• Written instruction: Of the lines in the entries below, state how many hold the word "color". Say nothing else.

Figure data in JSON
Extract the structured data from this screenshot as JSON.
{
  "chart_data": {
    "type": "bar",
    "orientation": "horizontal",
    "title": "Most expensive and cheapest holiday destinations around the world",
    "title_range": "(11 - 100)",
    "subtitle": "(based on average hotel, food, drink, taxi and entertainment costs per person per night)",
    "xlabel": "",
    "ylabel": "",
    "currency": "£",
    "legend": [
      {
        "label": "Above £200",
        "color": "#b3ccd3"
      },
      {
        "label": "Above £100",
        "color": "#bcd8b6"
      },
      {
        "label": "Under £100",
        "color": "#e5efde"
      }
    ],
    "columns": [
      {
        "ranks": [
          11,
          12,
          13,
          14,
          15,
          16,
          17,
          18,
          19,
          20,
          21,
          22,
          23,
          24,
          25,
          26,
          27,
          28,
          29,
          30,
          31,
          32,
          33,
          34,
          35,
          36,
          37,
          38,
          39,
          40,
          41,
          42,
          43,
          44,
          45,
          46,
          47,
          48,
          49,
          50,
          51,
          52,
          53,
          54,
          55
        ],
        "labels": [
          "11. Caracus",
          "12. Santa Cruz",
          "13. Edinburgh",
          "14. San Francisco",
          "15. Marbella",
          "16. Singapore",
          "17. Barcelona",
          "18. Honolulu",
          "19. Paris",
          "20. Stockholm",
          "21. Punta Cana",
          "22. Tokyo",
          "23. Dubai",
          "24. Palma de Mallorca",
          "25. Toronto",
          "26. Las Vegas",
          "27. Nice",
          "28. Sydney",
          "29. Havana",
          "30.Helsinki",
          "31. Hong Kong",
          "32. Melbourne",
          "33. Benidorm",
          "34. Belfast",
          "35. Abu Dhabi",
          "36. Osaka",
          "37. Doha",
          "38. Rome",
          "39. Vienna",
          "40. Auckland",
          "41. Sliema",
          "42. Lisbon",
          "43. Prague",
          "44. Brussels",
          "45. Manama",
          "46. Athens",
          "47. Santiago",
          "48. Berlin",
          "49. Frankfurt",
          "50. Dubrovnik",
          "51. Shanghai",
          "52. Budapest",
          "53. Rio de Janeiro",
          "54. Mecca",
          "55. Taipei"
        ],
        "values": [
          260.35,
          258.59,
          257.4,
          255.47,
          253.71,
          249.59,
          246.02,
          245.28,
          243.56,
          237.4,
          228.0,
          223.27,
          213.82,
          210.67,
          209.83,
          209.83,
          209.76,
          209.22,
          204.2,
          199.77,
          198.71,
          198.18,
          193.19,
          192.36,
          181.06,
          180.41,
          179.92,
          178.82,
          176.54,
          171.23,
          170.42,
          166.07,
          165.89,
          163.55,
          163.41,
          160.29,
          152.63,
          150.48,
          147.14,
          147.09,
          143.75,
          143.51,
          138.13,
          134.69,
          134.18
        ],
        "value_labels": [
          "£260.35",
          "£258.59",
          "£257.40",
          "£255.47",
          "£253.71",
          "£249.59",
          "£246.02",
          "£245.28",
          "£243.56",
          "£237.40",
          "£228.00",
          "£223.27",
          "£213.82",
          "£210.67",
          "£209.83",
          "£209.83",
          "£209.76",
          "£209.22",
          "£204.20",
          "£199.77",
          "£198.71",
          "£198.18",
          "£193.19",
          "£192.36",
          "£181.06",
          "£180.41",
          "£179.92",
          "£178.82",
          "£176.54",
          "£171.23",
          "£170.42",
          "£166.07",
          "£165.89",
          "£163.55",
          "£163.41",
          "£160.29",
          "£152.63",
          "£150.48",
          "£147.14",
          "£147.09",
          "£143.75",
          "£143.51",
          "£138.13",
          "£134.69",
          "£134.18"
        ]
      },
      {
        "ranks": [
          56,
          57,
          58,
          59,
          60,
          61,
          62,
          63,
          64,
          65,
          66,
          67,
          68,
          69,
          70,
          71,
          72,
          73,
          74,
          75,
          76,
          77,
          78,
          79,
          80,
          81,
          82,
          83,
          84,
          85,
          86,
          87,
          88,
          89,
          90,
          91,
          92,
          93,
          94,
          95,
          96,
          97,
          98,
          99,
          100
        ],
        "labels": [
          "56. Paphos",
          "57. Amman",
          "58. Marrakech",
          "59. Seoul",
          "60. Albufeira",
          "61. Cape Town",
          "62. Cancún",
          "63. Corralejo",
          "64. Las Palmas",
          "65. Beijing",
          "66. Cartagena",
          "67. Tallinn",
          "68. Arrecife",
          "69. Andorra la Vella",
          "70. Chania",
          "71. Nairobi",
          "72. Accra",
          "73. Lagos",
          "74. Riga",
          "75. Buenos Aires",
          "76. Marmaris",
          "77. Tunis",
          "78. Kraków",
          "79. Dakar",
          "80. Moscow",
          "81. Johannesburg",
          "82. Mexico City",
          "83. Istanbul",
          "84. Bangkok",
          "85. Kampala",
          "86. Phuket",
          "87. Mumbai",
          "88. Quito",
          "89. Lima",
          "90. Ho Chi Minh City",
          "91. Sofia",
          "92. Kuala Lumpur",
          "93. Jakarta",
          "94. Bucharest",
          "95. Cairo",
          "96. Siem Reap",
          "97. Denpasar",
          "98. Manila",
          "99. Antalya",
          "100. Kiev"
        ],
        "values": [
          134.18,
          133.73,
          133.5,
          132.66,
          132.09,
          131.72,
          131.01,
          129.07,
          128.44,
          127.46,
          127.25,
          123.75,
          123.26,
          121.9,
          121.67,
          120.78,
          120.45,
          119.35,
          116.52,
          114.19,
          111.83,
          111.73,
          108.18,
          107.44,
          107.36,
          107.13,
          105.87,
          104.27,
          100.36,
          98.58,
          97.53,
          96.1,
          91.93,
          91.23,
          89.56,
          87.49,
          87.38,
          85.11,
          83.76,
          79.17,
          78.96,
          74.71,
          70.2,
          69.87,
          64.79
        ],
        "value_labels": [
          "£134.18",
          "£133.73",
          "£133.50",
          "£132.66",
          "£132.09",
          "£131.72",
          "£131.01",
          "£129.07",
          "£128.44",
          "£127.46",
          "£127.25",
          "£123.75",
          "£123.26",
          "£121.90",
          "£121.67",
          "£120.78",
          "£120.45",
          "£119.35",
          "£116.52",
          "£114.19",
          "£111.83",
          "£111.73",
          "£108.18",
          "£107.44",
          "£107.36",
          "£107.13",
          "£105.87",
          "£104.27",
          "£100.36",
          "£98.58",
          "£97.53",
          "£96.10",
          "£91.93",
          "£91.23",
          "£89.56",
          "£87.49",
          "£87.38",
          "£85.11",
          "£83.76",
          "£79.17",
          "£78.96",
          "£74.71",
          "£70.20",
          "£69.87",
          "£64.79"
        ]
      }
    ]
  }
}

• Answer: 3